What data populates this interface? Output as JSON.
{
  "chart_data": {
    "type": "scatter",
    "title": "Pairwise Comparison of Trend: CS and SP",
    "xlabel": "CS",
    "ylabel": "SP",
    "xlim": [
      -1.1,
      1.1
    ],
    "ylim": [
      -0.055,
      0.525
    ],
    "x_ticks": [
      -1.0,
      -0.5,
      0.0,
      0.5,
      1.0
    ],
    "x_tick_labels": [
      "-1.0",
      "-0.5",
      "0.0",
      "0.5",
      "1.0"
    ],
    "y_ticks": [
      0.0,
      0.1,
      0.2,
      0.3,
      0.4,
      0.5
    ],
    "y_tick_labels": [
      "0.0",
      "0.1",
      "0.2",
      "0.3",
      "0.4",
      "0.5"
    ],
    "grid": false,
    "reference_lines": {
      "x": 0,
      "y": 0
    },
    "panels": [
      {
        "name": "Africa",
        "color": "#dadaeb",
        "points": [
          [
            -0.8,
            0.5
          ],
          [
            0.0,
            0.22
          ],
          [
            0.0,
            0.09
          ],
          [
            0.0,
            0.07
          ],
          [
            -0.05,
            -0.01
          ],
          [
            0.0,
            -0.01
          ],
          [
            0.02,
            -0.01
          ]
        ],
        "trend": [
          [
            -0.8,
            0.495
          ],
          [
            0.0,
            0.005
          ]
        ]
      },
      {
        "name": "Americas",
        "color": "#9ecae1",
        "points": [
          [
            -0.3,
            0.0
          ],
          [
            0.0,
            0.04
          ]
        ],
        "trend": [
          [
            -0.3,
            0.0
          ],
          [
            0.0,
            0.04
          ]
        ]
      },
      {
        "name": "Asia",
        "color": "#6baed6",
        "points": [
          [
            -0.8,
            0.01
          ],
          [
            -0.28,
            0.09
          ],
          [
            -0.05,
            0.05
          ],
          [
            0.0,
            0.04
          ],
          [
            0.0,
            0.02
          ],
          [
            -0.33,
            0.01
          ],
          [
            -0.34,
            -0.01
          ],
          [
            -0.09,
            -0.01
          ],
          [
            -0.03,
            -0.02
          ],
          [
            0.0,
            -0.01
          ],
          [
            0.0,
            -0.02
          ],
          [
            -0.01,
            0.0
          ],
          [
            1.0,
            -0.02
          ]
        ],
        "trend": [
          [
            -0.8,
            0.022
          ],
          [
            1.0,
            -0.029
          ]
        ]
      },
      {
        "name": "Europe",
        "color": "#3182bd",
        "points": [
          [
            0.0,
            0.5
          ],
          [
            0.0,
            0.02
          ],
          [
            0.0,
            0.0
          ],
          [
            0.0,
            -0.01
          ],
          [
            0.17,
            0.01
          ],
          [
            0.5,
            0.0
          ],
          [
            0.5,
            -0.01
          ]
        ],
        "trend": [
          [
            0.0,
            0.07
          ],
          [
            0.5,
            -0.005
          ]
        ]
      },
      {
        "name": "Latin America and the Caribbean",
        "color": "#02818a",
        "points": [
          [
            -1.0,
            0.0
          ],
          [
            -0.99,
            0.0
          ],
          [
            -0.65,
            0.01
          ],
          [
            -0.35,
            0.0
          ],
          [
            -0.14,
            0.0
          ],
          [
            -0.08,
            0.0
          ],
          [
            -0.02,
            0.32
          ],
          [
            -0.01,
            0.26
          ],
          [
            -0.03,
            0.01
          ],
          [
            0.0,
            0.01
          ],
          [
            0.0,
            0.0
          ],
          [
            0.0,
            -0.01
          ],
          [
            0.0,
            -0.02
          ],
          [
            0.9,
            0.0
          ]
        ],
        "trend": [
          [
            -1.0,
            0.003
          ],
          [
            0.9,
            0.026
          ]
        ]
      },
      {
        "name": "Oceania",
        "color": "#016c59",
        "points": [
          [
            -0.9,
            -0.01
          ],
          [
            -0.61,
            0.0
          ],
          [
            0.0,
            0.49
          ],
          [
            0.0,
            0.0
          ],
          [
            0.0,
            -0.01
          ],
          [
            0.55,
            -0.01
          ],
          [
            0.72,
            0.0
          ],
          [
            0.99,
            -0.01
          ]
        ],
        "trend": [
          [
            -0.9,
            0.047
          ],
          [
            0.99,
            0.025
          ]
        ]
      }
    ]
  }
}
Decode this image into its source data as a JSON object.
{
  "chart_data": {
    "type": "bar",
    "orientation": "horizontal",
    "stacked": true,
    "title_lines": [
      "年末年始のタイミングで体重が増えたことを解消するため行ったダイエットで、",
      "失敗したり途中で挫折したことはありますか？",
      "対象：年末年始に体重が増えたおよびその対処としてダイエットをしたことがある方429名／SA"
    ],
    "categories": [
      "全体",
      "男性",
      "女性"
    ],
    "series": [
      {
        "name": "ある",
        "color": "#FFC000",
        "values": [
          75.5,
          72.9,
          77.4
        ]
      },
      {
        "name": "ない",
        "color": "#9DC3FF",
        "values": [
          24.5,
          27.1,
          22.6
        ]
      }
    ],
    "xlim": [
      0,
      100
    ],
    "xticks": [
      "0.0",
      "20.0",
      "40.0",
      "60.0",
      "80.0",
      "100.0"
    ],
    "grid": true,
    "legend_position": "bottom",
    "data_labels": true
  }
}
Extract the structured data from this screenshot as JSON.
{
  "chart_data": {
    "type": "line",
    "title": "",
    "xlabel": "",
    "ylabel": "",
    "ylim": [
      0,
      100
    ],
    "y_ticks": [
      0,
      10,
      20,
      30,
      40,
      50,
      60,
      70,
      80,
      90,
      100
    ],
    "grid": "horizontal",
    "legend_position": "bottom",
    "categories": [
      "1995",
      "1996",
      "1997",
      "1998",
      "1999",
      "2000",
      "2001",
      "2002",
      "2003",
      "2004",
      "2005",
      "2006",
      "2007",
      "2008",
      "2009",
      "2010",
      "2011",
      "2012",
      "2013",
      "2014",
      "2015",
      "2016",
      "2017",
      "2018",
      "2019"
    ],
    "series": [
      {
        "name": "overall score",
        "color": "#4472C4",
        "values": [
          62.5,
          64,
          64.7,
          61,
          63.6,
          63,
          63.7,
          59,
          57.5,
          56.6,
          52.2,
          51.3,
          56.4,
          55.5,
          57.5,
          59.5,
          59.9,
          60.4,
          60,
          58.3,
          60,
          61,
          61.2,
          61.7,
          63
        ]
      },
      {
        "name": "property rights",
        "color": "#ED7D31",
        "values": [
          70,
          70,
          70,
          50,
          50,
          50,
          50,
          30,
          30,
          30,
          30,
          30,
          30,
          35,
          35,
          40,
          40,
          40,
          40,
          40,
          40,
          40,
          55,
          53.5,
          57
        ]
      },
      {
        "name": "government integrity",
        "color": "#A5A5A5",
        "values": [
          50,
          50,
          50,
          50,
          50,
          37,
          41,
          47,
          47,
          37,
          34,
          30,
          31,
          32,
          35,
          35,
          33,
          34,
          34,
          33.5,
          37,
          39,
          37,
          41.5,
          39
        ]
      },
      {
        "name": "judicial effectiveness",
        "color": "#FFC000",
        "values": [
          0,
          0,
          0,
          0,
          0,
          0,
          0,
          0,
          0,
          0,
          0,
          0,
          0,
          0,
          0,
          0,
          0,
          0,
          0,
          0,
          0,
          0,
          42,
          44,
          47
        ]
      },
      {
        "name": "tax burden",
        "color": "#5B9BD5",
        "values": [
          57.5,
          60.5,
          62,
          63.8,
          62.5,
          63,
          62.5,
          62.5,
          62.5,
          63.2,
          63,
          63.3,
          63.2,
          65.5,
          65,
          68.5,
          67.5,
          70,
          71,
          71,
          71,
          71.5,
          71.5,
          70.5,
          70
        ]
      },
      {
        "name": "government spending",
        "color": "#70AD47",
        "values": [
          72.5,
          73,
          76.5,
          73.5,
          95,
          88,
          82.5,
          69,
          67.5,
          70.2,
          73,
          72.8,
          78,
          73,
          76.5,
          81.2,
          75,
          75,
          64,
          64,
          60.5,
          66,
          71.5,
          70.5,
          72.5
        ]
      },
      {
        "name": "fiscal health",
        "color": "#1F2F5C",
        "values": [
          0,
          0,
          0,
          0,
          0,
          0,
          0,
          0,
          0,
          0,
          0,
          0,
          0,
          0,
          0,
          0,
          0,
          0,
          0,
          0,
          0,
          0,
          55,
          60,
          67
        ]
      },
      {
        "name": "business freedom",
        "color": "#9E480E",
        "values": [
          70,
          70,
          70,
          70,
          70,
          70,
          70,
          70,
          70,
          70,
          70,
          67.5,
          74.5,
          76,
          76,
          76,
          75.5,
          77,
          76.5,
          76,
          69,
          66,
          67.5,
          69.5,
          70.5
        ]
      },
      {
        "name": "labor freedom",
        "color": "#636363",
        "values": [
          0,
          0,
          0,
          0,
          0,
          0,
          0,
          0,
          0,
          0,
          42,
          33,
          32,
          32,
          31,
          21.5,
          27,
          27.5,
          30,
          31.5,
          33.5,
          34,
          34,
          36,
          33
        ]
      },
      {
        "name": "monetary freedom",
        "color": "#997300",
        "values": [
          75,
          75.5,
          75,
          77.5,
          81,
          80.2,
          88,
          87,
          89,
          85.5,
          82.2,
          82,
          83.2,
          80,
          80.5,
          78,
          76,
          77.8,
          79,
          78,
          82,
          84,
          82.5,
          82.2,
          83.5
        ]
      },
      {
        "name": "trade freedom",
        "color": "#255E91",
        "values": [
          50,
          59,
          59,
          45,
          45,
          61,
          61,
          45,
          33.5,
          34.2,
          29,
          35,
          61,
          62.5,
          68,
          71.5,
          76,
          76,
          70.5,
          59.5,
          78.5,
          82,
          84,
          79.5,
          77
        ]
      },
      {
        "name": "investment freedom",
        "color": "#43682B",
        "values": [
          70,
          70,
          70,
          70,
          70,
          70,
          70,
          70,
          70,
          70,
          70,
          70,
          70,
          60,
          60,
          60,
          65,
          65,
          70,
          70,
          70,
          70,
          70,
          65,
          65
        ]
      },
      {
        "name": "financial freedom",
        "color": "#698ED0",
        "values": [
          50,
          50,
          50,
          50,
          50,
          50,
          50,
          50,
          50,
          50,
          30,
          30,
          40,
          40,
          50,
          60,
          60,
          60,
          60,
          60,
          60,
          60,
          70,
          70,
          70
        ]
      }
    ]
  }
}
________
**Your instructions:** Show the lines from the data above that contain the string "government".

**Exercise result:**
        "name": "government integrity",
        "name": "government spending",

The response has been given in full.